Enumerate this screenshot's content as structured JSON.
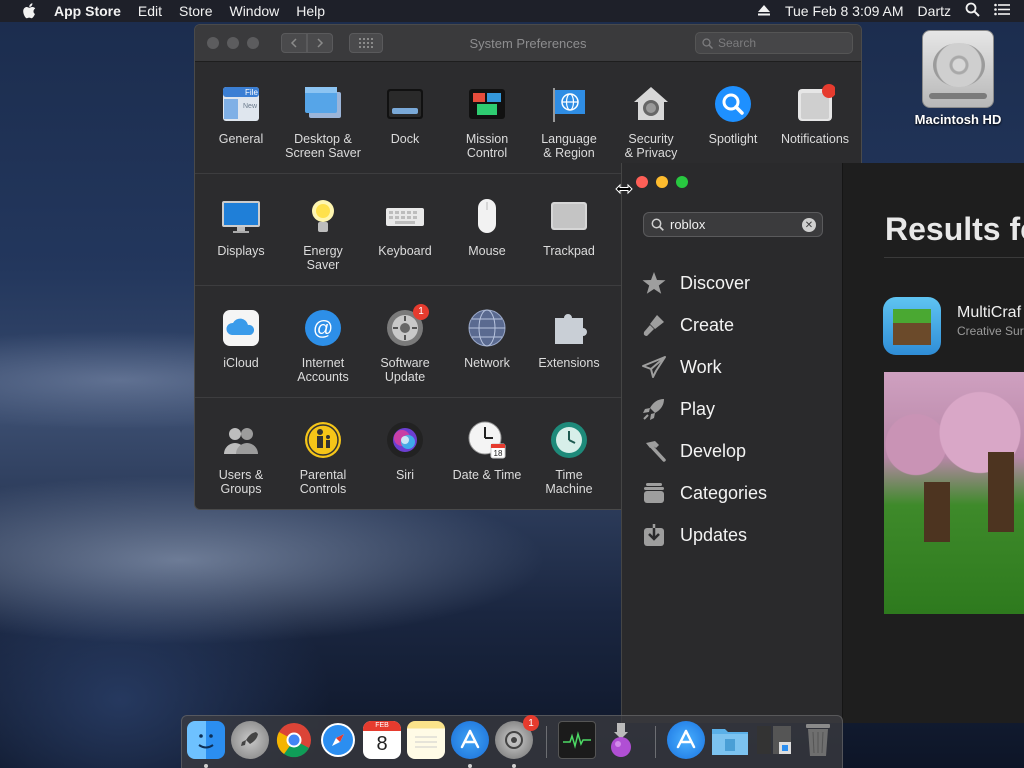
{
  "menubar": {
    "app_name": "App Store",
    "menus": [
      "Edit",
      "Store",
      "Window",
      "Help"
    ],
    "datetime": "Tue Feb 8  3:09 AM",
    "user": "Dartz"
  },
  "desktop": {
    "disk_label": "Macintosh HD"
  },
  "system_preferences": {
    "title": "System Preferences",
    "search_placeholder": "Search",
    "rows": [
      [
        {
          "label": "General",
          "icon": "general-icon"
        },
        {
          "label": "Desktop &\nScreen Saver",
          "icon": "desktop-screensaver-icon"
        },
        {
          "label": "Dock",
          "icon": "dock-icon"
        },
        {
          "label": "Mission\nControl",
          "icon": "mission-control-icon"
        },
        {
          "label": "Language\n& Region",
          "icon": "language-region-icon"
        },
        {
          "label": "Security\n& Privacy",
          "icon": "security-privacy-icon"
        },
        {
          "label": "Spotlight",
          "icon": "spotlight-icon"
        },
        {
          "label": "Notifications",
          "icon": "notifications-icon"
        }
      ],
      [
        {
          "label": "Displays",
          "icon": "displays-icon"
        },
        {
          "label": "Energy\nSaver",
          "icon": "energy-saver-icon"
        },
        {
          "label": "Keyboard",
          "icon": "keyboard-icon"
        },
        {
          "label": "Mouse",
          "icon": "mouse-icon"
        },
        {
          "label": "Trackpad",
          "icon": "trackpad-icon"
        }
      ],
      [
        {
          "label": "iCloud",
          "icon": "icloud-icon"
        },
        {
          "label": "Internet\nAccounts",
          "icon": "internet-accounts-icon"
        },
        {
          "label": "Software\nUpdate",
          "icon": "software-update-icon",
          "badge": "1"
        },
        {
          "label": "Network",
          "icon": "network-icon"
        },
        {
          "label": "Extensions",
          "icon": "extensions-icon"
        }
      ],
      [
        {
          "label": "Users &\nGroups",
          "icon": "users-groups-icon"
        },
        {
          "label": "Parental\nControls",
          "icon": "parental-controls-icon"
        },
        {
          "label": "Siri",
          "icon": "siri-icon"
        },
        {
          "label": "Date & Time",
          "icon": "date-time-icon"
        },
        {
          "label": "Time\nMachine",
          "icon": "time-machine-icon"
        }
      ]
    ]
  },
  "app_store": {
    "search_value": "roblox",
    "nav": [
      {
        "label": "Discover",
        "icon": "star-icon"
      },
      {
        "label": "Create",
        "icon": "brush-icon"
      },
      {
        "label": "Work",
        "icon": "paper-plane-icon"
      },
      {
        "label": "Play",
        "icon": "rocket-icon"
      },
      {
        "label": "Develop",
        "icon": "hammer-icon"
      },
      {
        "label": "Categories",
        "icon": "categories-icon"
      },
      {
        "label": "Updates",
        "icon": "updates-icon"
      }
    ],
    "results_heading": "Results fo",
    "result": {
      "name": "MultiCraf",
      "subtitle": "Creative Sur"
    }
  },
  "dock": {
    "apps": [
      "finder-icon",
      "launchpad-icon",
      "chrome-icon",
      "safari-icon",
      "calendar-icon",
      "notes-icon",
      "app-store-icon",
      "system-preferences-icon",
      "activity-monitor-icon",
      "installer-icon",
      "applications-folder-icon",
      "documents-folder-icon",
      "downloads-stack-icon",
      "trash-icon"
    ],
    "calendar_month": "FEB",
    "calendar_day": "8",
    "system_preferences_badge": "1"
  }
}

----------

Output all of the data exactly as it stands, minus any images.

[OUTPUT OF THE EXERCISE]:
Enumerate this screenshot's content as structured JSON.
{
  "menubar": {
    "app_name": "App Store",
    "menus": [
      "Edit",
      "Store",
      "Window",
      "Help"
    ],
    "datetime": "Tue Feb 8  3:09 AM",
    "user": "Dartz"
  },
  "desktop": {
    "disk_label": "Macintosh HD"
  },
  "system_preferences": {
    "title": "System Preferences",
    "search_placeholder": "Search",
    "rows": [
      [
        {
          "label": "General",
          "icon": "general-icon"
        },
        {
          "label": "Desktop &\nScreen Saver",
          "icon": "desktop-screensaver-icon"
        },
        {
          "label": "Dock",
          "icon": "dock-icon"
        },
        {
          "label": "Mission\nControl",
          "icon": "mission-control-icon"
        },
        {
          "label": "Language\n& Region",
          "icon": "language-region-icon"
        },
        {
          "label": "Security\n& Privacy",
          "icon": "security-privacy-icon"
        },
        {
          "label": "Spotlight",
          "icon": "spotlight-icon"
        },
        {
          "label": "Notifications",
          "icon": "notifications-icon"
        }
      ],
      [
        {
          "label": "Displays",
          "icon": "displays-icon"
        },
        {
          "label": "Energy\nSaver",
          "icon": "energy-saver-icon"
        },
        {
          "label": "Keyboard",
          "icon": "keyboard-icon"
        },
        {
          "label": "Mouse",
          "icon": "mouse-icon"
        },
        {
          "label": "Trackpad",
          "icon": "trackpad-icon"
        }
      ],
      [
        {
          "label": "iCloud",
          "icon": "icloud-icon"
        },
        {
          "label": "Internet\nAccounts",
          "icon": "internet-accounts-icon"
        },
        {
          "label": "Software\nUpdate",
          "icon": "software-update-icon",
          "badge": "1"
        },
        {
          "label": "Network",
          "icon": "network-icon"
        },
        {
          "label": "Extensions",
          "icon": "extensions-icon"
        }
      ],
      [
        {
          "label": "Users &\nGroups",
          "icon": "users-groups-icon"
        },
        {
          "label": "Parental\nControls",
          "icon": "parental-controls-icon"
        },
        {
          "label": "Siri",
          "icon": "siri-icon"
        },
        {
          "label": "Date & Time",
          "icon": "date-time-icon"
        },
        {
          "label": "Time\nMachine",
          "icon": "time-machine-icon"
        }
      ]
    ]
  },
  "app_store": {
    "search_value": "roblox",
    "nav": [
      {
        "label": "Discover",
        "icon": "star-icon"
      },
      {
        "label": "Create",
        "icon": "brush-icon"
      },
      {
        "label": "Work",
        "icon": "paper-plane-icon"
      },
      {
        "label": "Play",
        "icon": "rocket-icon"
      },
      {
        "label": "Develop",
        "icon": "hammer-icon"
      },
      {
        "label": "Categories",
        "icon": "categories-icon"
      },
      {
        "label": "Updates",
        "icon": "updates-icon"
      }
    ],
    "results_heading": "Results fo",
    "result": {
      "name": "MultiCraf",
      "subtitle": "Creative Sur"
    }
  },
  "dock": {
    "apps": [
      "finder-icon",
      "launchpad-icon",
      "chrome-icon",
      "safari-icon",
      "calendar-icon",
      "notes-icon",
      "app-store-icon",
      "system-preferences-icon",
      "activity-monitor-icon",
      "installer-icon",
      "applications-folder-icon",
      "documents-folder-icon",
      "downloads-stack-icon",
      "trash-icon"
    ],
    "calendar_month": "FEB",
    "calendar_day": "8",
    "system_preferences_badge": "1"
  }
}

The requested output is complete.